**Task directions:** Edit the data below from the line holding "footnote-text: الخبر والبيتان" through the line holding "936, 884, 953]", inclusive, changing "footnote-ref" to "note-ref" and leaving everything else unchanged. Return only those lines.

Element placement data
_ _ _ _ _ _ _

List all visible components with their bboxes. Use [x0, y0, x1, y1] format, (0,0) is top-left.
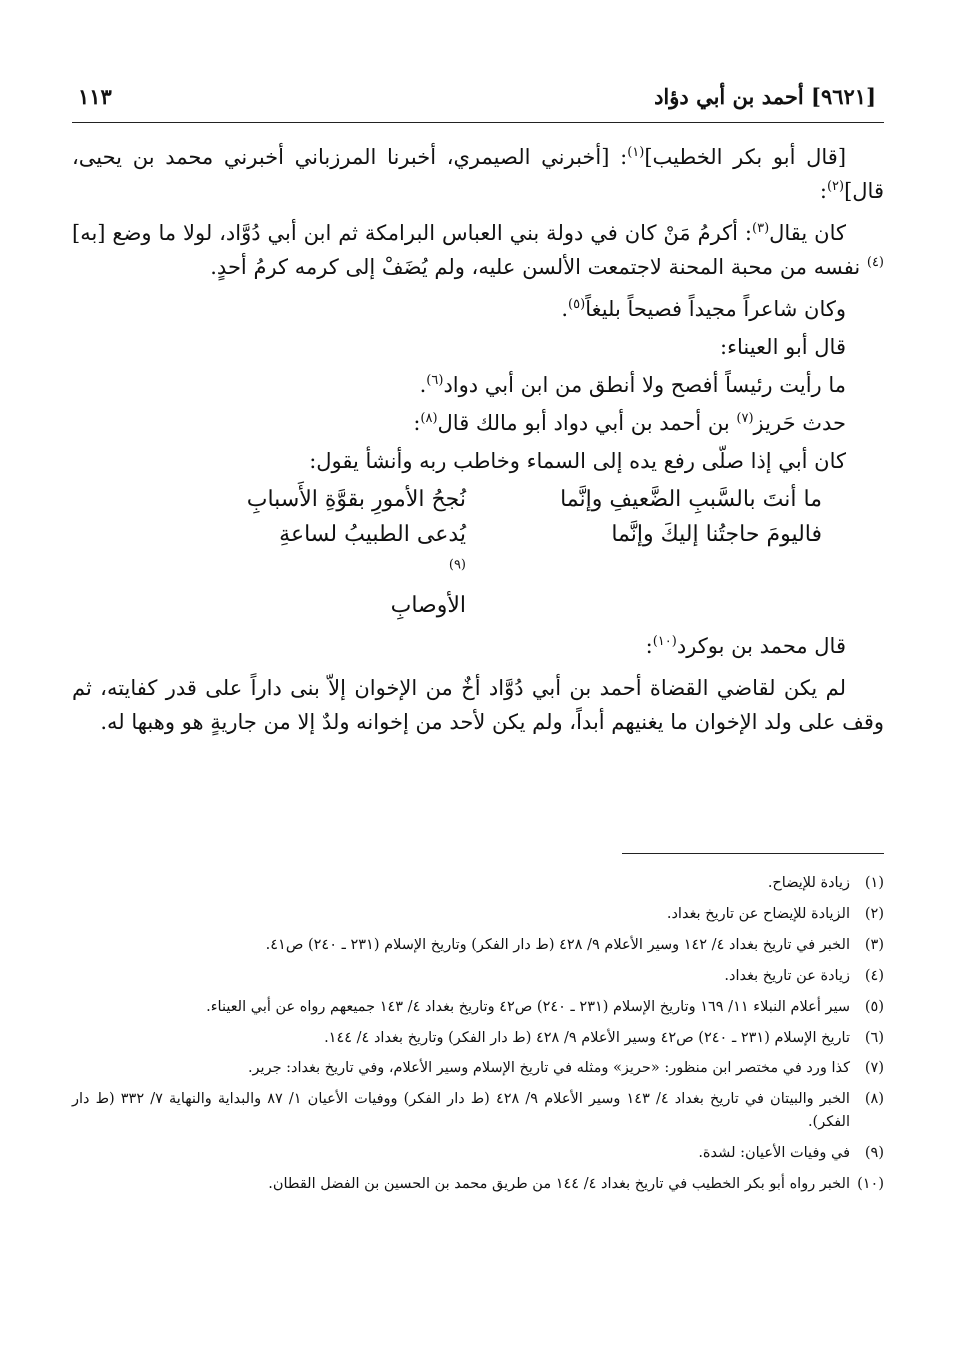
footnote-text: الخبر والبيتان في تاريخ بغداد ٤/ ١٤٣ وسير الأعلام ٩/ ٤٢٨ (ط دار الفكر) ووفيات الأعيان ١/ ٨٧ والبداية والنهاية ٧/ ٣٣٢ (ط دار الفكر).	[72, 1091, 850, 1131]
footnote-ref: (٥)	[568, 297, 586, 313]
paragraph-isnad	[72, 140, 884, 208]
footnote-ref: (١)	[627, 145, 645, 160]
footnote-ref: (١٠)	[652, 633, 677, 649]
verse-line	[136, 517, 822, 623]
footnote-number: (٢)	[864, 905, 884, 922]
footnote-text: زيادة عن تاريخ بغداد.	[724, 967, 850, 984]
text-run: : [أخبرني الصيمري، أخبرنا المرزباني أخبرني محمد بن يحيى، قال]	[72, 145, 884, 204]
footnote	[72, 1057, 884, 1080]
footnote-number: (٣)	[864, 936, 884, 953]
footnote	[72, 965, 884, 988]
verse-first-hemistich: ما أنتَ بالسَّببِ الضَّعيفِ وإنَّما	[560, 487, 822, 513]
footnote-text: الزيادة للإيضاح عن تاريخ بغداد.	[666, 905, 850, 922]
footnote	[72, 872, 884, 895]
text-run: :	[819, 179, 827, 204]
footnote-ref: (٢)	[826, 179, 845, 195]
paragraph-quote	[72, 368, 884, 402]
footnote-ref: (٦)	[426, 373, 444, 389]
footnote-number: (٦)	[864, 1029, 884, 1046]
footnote-number: (٨)	[864, 1091, 884, 1108]
footnote	[72, 1173, 884, 1196]
footnote-separator	[622, 853, 884, 854]
footnote-text: تاريخ الإسلام (٢٣١ ـ ٢٤٠) ص٤٢ وسير الأعلام ٩/ ٤٢٨ (ط دار الفكر) وتاريخ بغداد ٤/ ١٤٤.	[324, 1029, 850, 1046]
footnote-number: (٤)	[864, 967, 884, 984]
verse-second-hemistich	[136, 517, 466, 623]
main-text	[72, 140, 884, 747]
page-number: ١١٣	[78, 84, 112, 109]
footnote	[72, 903, 884, 926]
page-header	[72, 80, 884, 123]
footnote-number: (٥)	[864, 998, 884, 1015]
running-head: [٩٦٢١] أحمد بن أبي دؤاد	[654, 84, 876, 109]
footnote	[72, 1088, 884, 1134]
text-run: الأوصابِ	[390, 592, 466, 618]
footnote	[72, 1142, 884, 1165]
paragraph-hariz	[72, 406, 884, 440]
footnote-number: (١)	[864, 875, 884, 891]
text-run: ما رأيت رئيساً أفصح ولا أنطق من ابن أبي دواد	[443, 373, 846, 398]
paragraph-prayer: كان أبي إذا صلّى رفع يده إلى السماء وخاطب ربه وأنشأ يقول:	[309, 449, 846, 474]
footnote-text: في وفيات الأعيان: لشدة.	[698, 1145, 850, 1162]
footnote-ref: (٤)	[866, 255, 884, 271]
verse-first-hemistich: فاليومَ حاجتُنا إليكَ وإنَّما	[611, 522, 822, 548]
footnote-text: سير أعلام النبلاء ١١/ ١٦٩ وتاريخ الإسلام (٢٣١ ـ ٢٤٠) ص٤٢ وتاريخ بغداد ٤/ ١٤٣ جميعهم رواه عن أبي العيناء.	[206, 998, 850, 1015]
footnote-text: الخبر في تاريخ بغداد ٤/ ١٤٢ وسير الأعلام ٩/ ٤٢٨ (ط دار الفكر) وتاريخ الإسلام (٢٣١ ـ ٢٤٠) ص٤١.	[265, 936, 850, 953]
text-run: نفسه من محبة المحنة لاجتمعت الألسن عليه، ولم يُضَفْ إلى كرمه كرمُ أحدٍ.	[210, 255, 867, 280]
text-run: قال محمد بن بوكرد	[676, 633, 846, 658]
text-run: [قال أبو بكر الخطيب]	[644, 145, 847, 169]
footnote-ref: (٣)	[752, 221, 770, 237]
text-run: :	[645, 633, 653, 658]
footnote-text: الخبر رواه أبو بكر الخطيب في تاريخ بغداد ٤/ ١٤٤ من طريق محمد بن الحسين بن الفضل القطان.	[268, 1176, 850, 1193]
footnotes	[72, 872, 884, 1204]
footnote-ref: (٧)	[736, 411, 754, 427]
paragraph-bukard	[72, 629, 884, 663]
text-run: : أكرمُ مَنْ كان في دولة بني العباس البرامكة ثم ابن أبي دُوَّاد، لولا ما وضع [به]	[72, 221, 752, 246]
paragraph-karam	[72, 216, 884, 284]
text-run: بن أحمد بن أبي دواد أبو مالك قال	[437, 411, 737, 436]
text-run: .	[419, 373, 427, 398]
text-run: وكان شاعراً مجيداً فصيحاً بليغاً	[585, 297, 846, 322]
text-run: .	[561, 297, 569, 322]
footnote-text: زيادة للإيضاح.	[767, 875, 850, 891]
footnote-number: (٩)	[864, 1145, 884, 1162]
text-run: يُدعى الطبيبُ لساعةِ	[279, 522, 466, 548]
footnote-number: (١٠)	[857, 1176, 884, 1193]
footnote	[72, 996, 884, 1019]
footnote-text: كذا ورد في مختصر ابن منظور: «حريز» ومثله في تاريخ الإسلام وسير الأعلام، وفي تاريخ بغداد: جرير.	[247, 1060, 850, 1077]
paragraph-abu-alayna: قال أبو العيناء:	[720, 335, 846, 360]
footnote	[72, 934, 884, 957]
paragraph-poet	[72, 292, 884, 326]
footnote	[72, 1027, 884, 1050]
footnote-number: (٧)	[864, 1060, 884, 1077]
verse-second-hemistich: نُجحُ الأمورِ بقوَّةِ الأَسبابِ	[246, 487, 466, 513]
verse-line	[136, 482, 822, 517]
poem	[72, 482, 884, 623]
text-run: :	[413, 411, 421, 436]
text-run: حدث حَريز	[753, 411, 846, 436]
text-run: كان يقال	[769, 221, 846, 246]
paragraph-generosity: لم يكن لقاضي القضاة أحمد بن أبي دُوَّاد أخٌ من الإخوان إلاّ بنى داراً على قدر كفايته، ثم وقف على ولد الإخوان ما يغنيهم أبداً، ولم يكن لأحد من إخوانه ولدٌ إلا من جاريةٍ هو وهبها له.	[72, 675, 884, 734]
footnote-ref: (٩)	[448, 557, 466, 573]
footnote-ref: (٨)	[420, 411, 438, 427]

_ _ _ _ _ _ _

**The response:**
footnote-text: الخبر والبيتان في تاريخ بغداد ٤/ ١٤٣ وسير الأعلام ٩/ ٤٢٨ (ط دار الفكر) ووفيات الأعيان ١/ ٨٧ والبداية والنهاية ٧/ ٣٣٢ (ط دار الفكر).	[72, 1091, 850, 1131]
note-ref: (٥)	[568, 297, 586, 313]
paragraph-isnad	[72, 140, 884, 208]
note-ref: (١)	[627, 145, 645, 160]
note-ref: (١٠)	[652, 633, 677, 649]
verse-line	[136, 517, 822, 623]
footnote-number: (٢)	[864, 905, 884, 922]
footnote-text: زيادة عن تاريخ بغداد.	[724, 967, 850, 984]
text-run: : [أخبرني الصيمري، أخبرنا المرزباني أخبرني محمد بن يحيى، قال]	[72, 145, 884, 204]
footnote	[72, 1057, 884, 1080]
footnote-number: (٣)	[864, 936, 884, 953]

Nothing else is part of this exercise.